*AUFGABEN:*
**a)** Prüfe, ob die folgenden Aussagen mit dem bereitgestellten Text übereinstimmen, und antworte jeweils mit Ja oder Nein samt den entscheidenden Worten als wörtlichem Zitat. (i) Der Betrug des falschen Psychiaters wurde schnell entdeckt. (ii) Laut der Psychologin ist jede Fälschung ein geplanter Betrug. (iii) Die Psychologin rät, sich auf die Missstände zu konzentrieren.
**b)** Gib aus dem bereitgestellten Text einen Abschnitt unverändert wieder: Setze bei den Worten „Zwischen Kompensation und“ ein und höre nach „erläutert die Psychologin.“ auf.

*BEREITGESTELLTER TEXT:*
Ein Einzelfall? Keineswegs. Ähnliche Fälle sind bekannt. Etwa von sogenannten „falschen Ärzten“ oder „falschen Lehrern“, die zum Teil über Jahre hinweg unerkannt arbeiteten. Viele fragen sich: Was treibt solche Menschen an?
Auch wenn die Aufdeckung Empörung auslöst, bleibt die Frage nach der moralischen Einordnung vielschichtig. Handelt es sich um eine bewusste Täuschung oder um eine Person, die sich eine neue Wirklichkeit geschaffen hat, vielleicht sogar, um zu überleben? „Das ist ohne eine tiefere psychologische Analyse kaum zu beantworten“, betont die Psychologin.
„Nicht jede Fälschung ist ein geplanter Betrug im klassischen Sinn“, führt sie weiter aus. „Dieses Verhalten resultiert aus dem Ziel einer Identitätskonstruktion. Menschen entfliehen einem als unzulänglich empfundenen Selbstbild und suchen Anerkennung in einer konstruierten Rolle.“ Die Grenze zwischen bewusster Manipulation und psychischer Notlage sei fließend.
In Deutschland kam es in den 1990ern zu einem besonders aufsehenerregenden Fall. Dort arbeitete ein „falscher Psychiater“ jahrelang in psychiatrischen Kliniken. Der Betrug blieb lange Zeit unentdeckt, da er sich intensiv in die Fachsprache und Abläufe der Psychiatrie eingearbeitet hatte und durch sicheres Auftreten überzeugte. Berichte sprachen von hoher Intelligenz, rhetorischem Talent und einem ausgeprägten Bedürfnis nach Anerkennung.
Die Tat vom Menschen trennen
„Personen, die sich in falsche Rollen begeben, sind oft überzeugt, diese Aufgaben tatsächlich erfüllen zu können. Sie unterschätzen die Risiken und überschätzen ihre eigenen Fähigkeiten“, erklärt die Psychologin. Bei ähnlichen Fällen wurden in der Vergangenheit narzisstische Persönlichkeitsmerkmale diskutiert. Gekennzeichnet sind diese durch ein übersteigertes Bedürfnis nach Bewunderung und sozialem Status, der mit dem jeweiligen Beruf verbunden ist.
„Natürlich wirken solche Enthüllungen auf den ersten Blick skandalös. Dennoch sollte die Tat vom Menschen dahinter getrennt betrachtet werden. Vielleicht ging es in dem Moment schlicht darum, die eigene Existenz abzusichern. Ohne gezielte Absichten gegen andere Menschen“, heißt es seitens der Psychologin. „Wichtig ist aber: Nicht alles menschlich Wertvolle verliert seinen Wert, nur weil der Einstieg unrechtmäßig war.“ Man solle sich besser auf die Missstände konzentrieren und versuchen, Lücken an den verantwortlichen Schnittstellen zu schließen, rät sie.
Zwischen Kompensation und Konstruktion
Betrug bedeutet juristisch das vorsätzliche Vortäuschen falscher oder das Unterdrücken wahrer Tatsachen mit dem Ziel, einen Vorteil zu erlangen. „Was oft mit Ehrgeiz beginnt, kann in Täuschung enden. Die Übergänge sind häufig fließend“, erläutert die Psychologin.

*AUSGANGSDATEN:*
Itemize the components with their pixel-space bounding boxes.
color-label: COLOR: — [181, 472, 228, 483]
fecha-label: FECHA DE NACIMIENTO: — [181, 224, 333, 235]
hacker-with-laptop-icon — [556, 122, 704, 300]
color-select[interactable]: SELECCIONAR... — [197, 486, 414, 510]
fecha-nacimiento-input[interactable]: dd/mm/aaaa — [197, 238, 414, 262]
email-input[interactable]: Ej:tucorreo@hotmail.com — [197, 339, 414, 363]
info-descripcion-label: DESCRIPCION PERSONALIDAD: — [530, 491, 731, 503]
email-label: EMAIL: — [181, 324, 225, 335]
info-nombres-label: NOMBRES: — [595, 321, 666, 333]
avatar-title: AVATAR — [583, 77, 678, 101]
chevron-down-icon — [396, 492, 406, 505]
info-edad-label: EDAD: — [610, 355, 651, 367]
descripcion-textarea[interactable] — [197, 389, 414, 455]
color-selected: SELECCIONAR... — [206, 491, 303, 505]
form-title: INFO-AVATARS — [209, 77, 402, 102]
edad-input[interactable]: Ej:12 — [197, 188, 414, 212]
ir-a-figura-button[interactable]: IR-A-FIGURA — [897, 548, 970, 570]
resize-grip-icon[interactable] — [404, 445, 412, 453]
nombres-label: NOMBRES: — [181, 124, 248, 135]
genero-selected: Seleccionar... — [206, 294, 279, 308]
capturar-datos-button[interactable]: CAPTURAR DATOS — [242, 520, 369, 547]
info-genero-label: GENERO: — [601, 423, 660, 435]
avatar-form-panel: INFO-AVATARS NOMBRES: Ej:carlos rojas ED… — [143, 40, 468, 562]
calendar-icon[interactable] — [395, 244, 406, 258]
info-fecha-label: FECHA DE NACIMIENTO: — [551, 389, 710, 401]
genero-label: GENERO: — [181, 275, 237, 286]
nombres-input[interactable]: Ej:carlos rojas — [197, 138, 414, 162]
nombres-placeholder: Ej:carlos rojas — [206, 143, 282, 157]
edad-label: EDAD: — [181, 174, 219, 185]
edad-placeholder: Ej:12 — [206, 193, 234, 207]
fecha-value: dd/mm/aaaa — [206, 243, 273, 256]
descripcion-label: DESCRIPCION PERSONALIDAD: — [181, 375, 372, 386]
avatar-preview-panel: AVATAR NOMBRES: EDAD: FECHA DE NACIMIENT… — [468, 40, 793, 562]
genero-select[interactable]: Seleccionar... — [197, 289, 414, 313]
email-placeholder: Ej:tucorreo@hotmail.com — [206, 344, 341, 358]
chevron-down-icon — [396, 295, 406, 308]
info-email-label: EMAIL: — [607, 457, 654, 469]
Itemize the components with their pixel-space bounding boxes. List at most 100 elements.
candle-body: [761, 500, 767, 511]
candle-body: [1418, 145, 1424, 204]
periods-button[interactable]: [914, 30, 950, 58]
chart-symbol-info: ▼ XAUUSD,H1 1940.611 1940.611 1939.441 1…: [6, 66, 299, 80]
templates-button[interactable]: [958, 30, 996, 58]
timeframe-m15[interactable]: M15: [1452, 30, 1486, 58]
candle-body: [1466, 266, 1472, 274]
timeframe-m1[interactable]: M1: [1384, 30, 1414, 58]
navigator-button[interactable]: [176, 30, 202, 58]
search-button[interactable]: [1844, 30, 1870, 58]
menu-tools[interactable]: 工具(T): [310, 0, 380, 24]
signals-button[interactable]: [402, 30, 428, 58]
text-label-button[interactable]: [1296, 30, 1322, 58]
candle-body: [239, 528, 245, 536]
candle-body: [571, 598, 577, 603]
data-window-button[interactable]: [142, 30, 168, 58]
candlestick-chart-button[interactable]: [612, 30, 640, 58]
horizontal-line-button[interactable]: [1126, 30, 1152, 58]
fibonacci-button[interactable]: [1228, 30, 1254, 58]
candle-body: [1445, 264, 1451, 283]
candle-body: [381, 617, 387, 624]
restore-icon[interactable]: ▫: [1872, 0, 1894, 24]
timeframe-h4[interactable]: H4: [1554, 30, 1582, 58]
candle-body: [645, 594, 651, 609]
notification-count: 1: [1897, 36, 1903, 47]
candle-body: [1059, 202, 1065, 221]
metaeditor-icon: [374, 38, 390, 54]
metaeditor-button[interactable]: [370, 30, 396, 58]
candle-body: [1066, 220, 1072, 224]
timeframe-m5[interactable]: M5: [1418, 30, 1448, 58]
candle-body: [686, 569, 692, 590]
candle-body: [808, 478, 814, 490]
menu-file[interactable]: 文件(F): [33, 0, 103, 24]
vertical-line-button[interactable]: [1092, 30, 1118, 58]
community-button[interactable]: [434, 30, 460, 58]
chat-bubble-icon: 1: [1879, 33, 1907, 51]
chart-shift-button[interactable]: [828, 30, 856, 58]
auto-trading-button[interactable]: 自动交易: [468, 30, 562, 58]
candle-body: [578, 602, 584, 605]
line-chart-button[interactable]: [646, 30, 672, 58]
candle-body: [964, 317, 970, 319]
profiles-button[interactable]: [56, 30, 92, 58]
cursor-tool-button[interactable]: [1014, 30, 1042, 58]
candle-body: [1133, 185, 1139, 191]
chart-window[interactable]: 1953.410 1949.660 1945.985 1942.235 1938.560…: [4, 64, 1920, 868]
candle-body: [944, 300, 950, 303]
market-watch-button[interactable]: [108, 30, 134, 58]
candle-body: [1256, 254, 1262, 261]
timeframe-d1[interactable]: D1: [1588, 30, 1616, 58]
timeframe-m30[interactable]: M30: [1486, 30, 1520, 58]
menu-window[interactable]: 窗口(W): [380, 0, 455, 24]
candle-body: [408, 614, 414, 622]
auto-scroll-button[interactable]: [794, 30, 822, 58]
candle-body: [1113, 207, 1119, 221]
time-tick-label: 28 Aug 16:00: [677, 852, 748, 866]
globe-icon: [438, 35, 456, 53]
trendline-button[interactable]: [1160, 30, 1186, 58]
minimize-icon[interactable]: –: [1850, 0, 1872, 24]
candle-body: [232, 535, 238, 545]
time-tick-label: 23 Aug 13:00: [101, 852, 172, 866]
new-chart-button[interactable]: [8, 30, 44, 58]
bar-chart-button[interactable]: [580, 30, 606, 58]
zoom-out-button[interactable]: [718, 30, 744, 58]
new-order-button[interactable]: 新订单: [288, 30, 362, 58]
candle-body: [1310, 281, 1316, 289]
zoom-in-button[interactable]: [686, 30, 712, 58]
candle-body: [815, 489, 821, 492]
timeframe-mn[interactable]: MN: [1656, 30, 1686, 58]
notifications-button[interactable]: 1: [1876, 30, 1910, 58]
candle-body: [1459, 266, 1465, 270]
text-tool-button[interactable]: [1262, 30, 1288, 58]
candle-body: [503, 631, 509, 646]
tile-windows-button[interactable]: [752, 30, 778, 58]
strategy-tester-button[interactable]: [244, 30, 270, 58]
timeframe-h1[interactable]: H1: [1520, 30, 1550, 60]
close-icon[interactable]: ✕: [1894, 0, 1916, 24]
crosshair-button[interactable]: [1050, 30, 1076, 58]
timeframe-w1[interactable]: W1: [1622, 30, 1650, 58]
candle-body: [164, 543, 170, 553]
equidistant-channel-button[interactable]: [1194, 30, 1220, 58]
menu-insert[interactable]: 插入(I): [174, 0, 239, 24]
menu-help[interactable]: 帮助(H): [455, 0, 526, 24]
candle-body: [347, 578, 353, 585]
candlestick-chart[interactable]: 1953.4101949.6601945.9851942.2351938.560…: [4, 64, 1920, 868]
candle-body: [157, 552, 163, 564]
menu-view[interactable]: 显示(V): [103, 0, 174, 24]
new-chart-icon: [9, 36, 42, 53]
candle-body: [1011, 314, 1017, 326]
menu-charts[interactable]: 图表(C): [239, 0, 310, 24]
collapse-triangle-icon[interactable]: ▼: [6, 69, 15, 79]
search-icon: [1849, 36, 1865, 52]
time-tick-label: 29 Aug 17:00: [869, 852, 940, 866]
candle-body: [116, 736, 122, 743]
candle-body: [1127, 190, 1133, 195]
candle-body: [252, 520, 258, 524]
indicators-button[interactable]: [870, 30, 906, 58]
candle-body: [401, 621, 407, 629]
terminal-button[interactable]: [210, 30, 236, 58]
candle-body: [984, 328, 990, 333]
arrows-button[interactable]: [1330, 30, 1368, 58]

*ANTWORTEN:*
**a)**
(i) Nein: „Der Betrug blieb lange Zeit unentdeckt“
(ii) Nein: „Nicht jede Fälschung ist ein geplanter Betrug im klassischen Sinn“
(iii) Ja: „Man solle sich besser auf die Missstände konzentrieren“

**b)**
Zwischen Kompensation und Konstruktion
Betrug bedeutet juristisch das vorsätzliche Vortäuschen falscher oder das Unterdrücken wahrer Tatsachen mit dem Ziel, einen Vorteil zu erlangen. „Was oft mit Ehrgeiz beginnt, kann in Täuschung enden. Die Übergänge sind häufig fließend“, erläutert die Psychologin.